Goal of the exercise: Where a line holds the word "expires", copy that line.

Dataset items:
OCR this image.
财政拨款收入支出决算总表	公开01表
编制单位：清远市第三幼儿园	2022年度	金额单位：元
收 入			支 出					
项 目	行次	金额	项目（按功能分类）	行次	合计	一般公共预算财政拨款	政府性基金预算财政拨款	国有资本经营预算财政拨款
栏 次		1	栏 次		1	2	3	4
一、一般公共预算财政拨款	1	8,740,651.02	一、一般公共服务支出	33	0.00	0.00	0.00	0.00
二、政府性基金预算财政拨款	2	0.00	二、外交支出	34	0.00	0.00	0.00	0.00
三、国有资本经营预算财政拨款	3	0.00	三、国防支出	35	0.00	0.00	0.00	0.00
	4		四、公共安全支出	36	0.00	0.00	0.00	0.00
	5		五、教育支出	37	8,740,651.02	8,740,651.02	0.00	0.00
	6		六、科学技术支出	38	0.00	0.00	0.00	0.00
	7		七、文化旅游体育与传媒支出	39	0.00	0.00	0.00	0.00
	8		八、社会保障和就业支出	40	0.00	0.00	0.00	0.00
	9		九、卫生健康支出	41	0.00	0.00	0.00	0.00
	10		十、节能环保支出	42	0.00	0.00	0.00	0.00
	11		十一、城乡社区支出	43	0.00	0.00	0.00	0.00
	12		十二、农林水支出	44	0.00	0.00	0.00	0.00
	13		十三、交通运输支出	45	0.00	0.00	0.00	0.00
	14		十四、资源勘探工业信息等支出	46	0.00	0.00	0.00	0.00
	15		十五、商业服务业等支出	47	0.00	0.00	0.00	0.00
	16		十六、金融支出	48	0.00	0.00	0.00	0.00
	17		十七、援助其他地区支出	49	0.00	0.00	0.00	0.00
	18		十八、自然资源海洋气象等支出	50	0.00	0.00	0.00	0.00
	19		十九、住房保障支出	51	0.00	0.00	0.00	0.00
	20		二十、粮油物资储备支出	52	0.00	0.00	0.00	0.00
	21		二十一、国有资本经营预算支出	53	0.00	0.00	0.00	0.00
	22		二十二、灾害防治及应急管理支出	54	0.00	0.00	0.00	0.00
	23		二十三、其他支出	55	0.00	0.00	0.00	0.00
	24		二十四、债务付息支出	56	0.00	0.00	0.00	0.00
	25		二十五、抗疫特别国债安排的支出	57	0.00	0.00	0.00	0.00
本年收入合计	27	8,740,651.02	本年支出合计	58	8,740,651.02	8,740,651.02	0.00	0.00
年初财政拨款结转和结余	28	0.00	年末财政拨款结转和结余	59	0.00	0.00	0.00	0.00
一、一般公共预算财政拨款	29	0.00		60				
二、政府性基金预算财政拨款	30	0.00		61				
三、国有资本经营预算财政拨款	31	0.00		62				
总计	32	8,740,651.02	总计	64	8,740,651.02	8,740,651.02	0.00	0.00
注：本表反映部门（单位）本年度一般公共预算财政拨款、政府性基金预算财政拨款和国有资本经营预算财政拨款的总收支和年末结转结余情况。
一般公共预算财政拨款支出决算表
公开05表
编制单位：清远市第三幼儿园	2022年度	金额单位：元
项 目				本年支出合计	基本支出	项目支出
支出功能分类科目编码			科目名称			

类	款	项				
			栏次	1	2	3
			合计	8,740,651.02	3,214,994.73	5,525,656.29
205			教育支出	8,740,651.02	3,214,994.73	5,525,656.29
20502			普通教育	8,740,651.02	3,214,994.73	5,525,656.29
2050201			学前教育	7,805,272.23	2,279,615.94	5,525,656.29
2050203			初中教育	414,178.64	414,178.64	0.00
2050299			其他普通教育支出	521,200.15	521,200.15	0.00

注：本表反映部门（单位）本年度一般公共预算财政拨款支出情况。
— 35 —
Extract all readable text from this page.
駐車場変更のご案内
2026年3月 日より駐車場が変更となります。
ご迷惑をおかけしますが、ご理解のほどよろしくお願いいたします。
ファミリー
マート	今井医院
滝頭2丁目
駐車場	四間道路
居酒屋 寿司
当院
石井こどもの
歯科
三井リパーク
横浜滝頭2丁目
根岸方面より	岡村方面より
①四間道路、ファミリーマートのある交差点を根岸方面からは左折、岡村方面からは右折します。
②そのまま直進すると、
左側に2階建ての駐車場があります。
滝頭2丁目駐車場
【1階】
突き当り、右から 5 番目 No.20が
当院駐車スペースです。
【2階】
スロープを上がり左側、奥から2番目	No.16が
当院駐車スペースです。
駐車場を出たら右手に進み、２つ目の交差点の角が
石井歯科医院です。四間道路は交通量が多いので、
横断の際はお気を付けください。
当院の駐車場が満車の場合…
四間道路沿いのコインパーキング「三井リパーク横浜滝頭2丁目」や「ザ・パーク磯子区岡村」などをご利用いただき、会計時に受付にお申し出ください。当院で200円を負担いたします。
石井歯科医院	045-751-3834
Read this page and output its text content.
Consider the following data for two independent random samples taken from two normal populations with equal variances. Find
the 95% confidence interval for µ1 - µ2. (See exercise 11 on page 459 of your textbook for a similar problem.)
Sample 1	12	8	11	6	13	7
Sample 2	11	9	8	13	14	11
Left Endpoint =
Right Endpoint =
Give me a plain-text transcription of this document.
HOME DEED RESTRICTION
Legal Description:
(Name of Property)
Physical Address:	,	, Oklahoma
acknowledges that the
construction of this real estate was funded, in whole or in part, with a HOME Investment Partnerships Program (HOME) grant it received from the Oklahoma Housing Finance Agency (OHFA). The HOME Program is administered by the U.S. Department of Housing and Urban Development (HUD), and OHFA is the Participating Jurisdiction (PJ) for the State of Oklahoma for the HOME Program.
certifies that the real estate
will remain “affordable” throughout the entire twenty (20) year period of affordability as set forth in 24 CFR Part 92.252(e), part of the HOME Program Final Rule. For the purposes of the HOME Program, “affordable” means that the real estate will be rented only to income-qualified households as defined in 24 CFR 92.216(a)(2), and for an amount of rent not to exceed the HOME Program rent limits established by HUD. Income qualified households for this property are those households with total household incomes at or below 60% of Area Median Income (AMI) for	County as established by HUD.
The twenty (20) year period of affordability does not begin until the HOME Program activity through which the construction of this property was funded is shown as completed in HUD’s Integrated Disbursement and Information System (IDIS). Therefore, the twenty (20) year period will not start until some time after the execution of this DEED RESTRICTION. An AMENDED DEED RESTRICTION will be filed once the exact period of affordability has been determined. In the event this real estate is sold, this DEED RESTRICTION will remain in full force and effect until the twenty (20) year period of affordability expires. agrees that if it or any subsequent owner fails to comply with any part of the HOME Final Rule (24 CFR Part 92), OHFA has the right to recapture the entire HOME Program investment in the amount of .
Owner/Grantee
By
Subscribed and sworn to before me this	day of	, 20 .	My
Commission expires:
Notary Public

In response:
The twenty (20) year period of affordability does not begin until the HOME Program activity through which the construction of this property was funded is shown as completed in HUD’s Integrated Disbursement and Information System (IDIS). Therefore, the twenty (20) year period will not start until some time after the execution of this DEED RESTRICTION. An AMENDED DEED RESTRICTION will be filed once the exact period of affordability has been determined. In the event this real estate is sold, this DEED RESTRICTION will remain in full force and effect until the twenty (20) year period of affordability expires. agrees that if it or any subsequent owner fails to comply with any part of the HOME Final Rule (24 CFR Part 92), OHFA has the right to recapture the entire HOME Program investment in the amount of .
Commission expires:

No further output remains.